[Dataset records]

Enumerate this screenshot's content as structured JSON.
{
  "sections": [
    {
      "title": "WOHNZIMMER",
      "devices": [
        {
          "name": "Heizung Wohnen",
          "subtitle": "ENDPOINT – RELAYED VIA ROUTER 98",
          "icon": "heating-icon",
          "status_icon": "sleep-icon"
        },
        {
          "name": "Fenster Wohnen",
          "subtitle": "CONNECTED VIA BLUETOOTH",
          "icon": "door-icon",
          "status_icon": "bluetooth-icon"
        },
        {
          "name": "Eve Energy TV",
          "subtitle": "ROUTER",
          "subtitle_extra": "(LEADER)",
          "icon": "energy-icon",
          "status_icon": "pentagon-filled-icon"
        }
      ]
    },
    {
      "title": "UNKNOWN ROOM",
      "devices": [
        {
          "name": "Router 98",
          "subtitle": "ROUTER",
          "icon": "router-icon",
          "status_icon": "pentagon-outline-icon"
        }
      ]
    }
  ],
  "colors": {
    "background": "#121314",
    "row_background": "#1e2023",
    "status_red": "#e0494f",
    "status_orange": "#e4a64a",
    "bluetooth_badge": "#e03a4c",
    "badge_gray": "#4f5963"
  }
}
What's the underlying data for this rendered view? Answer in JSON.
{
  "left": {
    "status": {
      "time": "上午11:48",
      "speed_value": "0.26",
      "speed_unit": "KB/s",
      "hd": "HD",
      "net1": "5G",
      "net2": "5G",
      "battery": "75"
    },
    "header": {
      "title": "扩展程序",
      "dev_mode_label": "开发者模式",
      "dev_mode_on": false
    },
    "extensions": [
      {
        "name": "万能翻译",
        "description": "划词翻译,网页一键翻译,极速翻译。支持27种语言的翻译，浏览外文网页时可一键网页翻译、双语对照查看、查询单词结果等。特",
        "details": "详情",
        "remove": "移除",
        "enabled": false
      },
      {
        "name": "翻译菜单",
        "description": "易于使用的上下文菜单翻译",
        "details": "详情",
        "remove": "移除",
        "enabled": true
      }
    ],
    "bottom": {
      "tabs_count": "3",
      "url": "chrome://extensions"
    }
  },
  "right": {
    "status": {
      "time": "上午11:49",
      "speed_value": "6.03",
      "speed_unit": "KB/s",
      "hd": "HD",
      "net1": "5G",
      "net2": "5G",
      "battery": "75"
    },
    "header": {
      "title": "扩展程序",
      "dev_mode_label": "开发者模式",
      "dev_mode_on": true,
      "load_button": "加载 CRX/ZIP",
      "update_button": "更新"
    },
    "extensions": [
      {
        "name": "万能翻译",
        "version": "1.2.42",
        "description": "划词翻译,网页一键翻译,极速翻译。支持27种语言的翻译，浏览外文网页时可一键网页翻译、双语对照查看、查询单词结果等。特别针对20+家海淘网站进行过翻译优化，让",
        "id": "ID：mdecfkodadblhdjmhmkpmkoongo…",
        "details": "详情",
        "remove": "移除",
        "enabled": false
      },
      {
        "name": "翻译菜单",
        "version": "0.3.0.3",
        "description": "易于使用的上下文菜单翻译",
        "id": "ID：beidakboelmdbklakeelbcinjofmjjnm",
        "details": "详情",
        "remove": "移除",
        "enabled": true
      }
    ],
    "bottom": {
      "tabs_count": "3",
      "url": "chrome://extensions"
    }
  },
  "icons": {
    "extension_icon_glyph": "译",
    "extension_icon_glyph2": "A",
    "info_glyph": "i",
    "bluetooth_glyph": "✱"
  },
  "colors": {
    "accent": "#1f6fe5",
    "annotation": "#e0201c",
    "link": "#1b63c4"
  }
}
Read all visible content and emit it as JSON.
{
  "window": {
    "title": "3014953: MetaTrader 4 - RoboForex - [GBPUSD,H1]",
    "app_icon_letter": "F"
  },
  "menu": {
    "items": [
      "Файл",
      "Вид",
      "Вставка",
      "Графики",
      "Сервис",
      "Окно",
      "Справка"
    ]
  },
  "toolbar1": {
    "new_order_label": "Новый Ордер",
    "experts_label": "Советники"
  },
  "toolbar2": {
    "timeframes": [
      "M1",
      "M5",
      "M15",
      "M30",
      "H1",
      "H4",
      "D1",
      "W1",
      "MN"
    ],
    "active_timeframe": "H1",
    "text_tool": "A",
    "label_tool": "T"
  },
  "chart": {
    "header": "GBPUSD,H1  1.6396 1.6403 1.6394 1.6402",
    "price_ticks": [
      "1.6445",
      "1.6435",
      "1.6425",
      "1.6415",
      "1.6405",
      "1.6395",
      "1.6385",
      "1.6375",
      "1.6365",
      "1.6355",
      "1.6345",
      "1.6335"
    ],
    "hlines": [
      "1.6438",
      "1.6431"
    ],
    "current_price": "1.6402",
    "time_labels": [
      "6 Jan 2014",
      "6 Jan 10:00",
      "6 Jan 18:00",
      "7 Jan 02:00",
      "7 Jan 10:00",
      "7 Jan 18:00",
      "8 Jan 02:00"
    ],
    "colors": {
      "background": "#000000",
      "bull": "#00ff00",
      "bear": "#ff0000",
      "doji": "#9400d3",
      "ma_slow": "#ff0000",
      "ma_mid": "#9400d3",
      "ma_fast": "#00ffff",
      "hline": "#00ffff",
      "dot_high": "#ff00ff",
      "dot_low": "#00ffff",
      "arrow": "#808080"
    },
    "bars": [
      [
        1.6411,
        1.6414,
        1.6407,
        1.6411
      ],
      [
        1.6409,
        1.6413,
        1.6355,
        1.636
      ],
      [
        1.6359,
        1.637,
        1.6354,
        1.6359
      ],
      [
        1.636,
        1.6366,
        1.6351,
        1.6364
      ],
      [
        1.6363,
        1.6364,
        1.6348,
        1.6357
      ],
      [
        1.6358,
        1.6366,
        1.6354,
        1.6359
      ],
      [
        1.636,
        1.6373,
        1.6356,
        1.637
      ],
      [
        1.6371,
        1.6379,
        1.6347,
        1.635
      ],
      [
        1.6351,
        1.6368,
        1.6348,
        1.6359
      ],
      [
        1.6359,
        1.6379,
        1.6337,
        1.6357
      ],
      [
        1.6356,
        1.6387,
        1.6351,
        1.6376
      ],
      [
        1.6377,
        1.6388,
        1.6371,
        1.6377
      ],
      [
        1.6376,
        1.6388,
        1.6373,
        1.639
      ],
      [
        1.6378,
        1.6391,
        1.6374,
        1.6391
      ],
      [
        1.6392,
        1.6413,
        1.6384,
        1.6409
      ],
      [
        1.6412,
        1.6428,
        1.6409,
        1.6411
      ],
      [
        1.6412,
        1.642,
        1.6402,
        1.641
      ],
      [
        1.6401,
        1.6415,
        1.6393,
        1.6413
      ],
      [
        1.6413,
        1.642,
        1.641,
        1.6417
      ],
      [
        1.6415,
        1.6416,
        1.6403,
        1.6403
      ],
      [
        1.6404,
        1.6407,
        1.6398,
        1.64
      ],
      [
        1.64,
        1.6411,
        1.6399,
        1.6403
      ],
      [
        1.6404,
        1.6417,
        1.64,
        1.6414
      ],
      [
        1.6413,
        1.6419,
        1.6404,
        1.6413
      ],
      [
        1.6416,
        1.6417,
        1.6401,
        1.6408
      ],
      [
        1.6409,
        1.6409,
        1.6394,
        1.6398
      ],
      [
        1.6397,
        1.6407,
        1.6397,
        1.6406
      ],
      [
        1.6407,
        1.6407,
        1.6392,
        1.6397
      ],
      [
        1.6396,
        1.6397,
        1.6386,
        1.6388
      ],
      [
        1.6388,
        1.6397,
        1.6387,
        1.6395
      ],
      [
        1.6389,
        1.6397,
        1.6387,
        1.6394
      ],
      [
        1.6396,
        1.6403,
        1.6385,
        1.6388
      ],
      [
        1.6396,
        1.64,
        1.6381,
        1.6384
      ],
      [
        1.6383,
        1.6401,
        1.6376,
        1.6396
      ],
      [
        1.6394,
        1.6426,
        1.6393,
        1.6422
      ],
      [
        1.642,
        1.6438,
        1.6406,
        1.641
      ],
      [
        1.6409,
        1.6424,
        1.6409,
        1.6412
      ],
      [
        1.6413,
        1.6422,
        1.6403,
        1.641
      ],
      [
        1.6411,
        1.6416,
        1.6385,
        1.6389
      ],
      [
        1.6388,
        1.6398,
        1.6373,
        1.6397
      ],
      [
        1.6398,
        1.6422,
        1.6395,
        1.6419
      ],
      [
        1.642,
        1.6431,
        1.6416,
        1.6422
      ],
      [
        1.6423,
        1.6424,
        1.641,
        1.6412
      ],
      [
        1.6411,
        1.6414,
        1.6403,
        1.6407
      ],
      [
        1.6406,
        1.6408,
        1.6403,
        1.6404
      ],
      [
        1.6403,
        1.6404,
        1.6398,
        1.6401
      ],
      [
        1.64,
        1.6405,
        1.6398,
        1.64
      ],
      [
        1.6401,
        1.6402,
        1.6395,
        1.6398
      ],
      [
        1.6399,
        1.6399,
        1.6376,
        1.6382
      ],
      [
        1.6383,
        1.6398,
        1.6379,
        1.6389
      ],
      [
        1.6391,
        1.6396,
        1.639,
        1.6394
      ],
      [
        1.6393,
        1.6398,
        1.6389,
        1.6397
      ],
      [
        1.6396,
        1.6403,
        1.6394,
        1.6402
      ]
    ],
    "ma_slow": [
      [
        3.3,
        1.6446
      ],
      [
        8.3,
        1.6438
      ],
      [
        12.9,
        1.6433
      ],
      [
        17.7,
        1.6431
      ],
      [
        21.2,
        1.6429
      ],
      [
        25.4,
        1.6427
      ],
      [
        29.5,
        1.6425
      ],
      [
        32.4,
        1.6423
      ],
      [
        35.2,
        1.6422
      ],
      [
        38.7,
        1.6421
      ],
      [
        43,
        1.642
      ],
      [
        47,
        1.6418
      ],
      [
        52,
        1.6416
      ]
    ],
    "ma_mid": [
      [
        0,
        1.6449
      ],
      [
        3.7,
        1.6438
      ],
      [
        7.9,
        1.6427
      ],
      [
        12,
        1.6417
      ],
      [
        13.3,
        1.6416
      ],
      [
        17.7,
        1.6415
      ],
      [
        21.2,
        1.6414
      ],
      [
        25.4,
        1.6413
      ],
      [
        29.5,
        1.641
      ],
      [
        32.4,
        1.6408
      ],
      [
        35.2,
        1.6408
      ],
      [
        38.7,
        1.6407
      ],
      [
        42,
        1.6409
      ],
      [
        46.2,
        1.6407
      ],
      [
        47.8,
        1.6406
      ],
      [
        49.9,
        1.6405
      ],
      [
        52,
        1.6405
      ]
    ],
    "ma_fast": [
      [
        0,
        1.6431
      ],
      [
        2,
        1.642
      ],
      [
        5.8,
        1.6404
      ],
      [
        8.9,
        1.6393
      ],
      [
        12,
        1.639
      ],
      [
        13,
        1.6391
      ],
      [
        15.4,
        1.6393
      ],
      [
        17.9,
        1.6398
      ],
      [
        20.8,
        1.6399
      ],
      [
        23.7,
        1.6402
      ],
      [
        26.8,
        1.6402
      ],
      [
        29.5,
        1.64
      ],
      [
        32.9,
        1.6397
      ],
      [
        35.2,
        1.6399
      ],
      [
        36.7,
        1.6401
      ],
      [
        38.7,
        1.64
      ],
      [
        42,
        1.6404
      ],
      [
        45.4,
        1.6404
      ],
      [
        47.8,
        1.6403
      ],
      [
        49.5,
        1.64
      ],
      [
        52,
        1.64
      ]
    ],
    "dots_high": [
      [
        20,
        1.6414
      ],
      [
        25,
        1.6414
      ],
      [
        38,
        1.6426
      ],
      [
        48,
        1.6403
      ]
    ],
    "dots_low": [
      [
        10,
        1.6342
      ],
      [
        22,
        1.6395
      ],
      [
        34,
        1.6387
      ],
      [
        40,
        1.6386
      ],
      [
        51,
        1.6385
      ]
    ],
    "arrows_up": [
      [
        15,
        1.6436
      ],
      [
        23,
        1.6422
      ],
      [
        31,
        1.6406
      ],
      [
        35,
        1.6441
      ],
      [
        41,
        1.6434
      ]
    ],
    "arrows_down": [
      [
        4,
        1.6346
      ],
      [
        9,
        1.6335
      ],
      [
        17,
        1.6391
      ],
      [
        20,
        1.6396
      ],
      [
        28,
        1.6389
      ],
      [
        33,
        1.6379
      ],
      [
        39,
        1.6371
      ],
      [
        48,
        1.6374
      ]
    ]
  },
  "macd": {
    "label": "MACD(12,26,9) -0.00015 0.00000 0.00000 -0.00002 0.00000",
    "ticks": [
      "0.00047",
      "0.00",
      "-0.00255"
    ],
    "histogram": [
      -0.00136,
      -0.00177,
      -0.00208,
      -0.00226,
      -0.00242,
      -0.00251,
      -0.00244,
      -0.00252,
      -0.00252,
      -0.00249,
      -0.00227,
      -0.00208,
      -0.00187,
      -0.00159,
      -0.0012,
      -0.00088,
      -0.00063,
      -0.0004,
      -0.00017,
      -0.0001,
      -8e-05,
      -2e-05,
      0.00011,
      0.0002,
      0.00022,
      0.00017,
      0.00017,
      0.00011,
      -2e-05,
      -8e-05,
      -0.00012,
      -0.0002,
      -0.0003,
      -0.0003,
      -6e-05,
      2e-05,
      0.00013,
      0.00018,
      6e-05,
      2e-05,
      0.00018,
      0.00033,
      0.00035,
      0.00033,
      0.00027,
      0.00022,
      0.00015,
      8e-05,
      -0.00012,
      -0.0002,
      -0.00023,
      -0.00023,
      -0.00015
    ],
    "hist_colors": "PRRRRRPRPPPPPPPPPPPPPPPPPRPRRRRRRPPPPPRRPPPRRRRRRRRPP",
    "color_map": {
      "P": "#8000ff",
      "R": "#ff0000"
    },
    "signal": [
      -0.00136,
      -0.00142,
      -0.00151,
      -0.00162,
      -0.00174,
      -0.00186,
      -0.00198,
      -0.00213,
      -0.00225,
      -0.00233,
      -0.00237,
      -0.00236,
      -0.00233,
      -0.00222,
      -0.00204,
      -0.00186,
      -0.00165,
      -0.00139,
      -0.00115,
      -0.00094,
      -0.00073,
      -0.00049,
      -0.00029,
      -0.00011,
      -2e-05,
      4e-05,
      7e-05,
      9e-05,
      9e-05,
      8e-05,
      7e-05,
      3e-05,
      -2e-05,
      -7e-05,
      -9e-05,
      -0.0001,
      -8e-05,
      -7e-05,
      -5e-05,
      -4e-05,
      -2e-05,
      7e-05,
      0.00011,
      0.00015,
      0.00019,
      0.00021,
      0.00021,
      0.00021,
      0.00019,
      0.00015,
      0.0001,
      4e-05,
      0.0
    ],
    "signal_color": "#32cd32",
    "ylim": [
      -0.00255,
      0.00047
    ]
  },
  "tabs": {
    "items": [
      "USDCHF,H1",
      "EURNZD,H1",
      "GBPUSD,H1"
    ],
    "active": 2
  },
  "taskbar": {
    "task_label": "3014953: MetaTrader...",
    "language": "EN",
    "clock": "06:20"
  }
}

▸ Written task:
Identify the lines of the entries containing the string "极速翻译". Copy each such line.

▸ The output:
        "description": "划词翻译,网页一键翻译,极速翻译。支持27种语言的翻译，浏览外文网页时可一键网页翻译、双语对照查看、查询单词结果等。特",
        "description": "划词翻译,网页一键翻译,极速翻译。支持27种语言的翻译，浏览外文网页时可一键网页翻译、双语对照查看、查询单词结果等。特别针对20+家海淘网站进行过翻译优化，让",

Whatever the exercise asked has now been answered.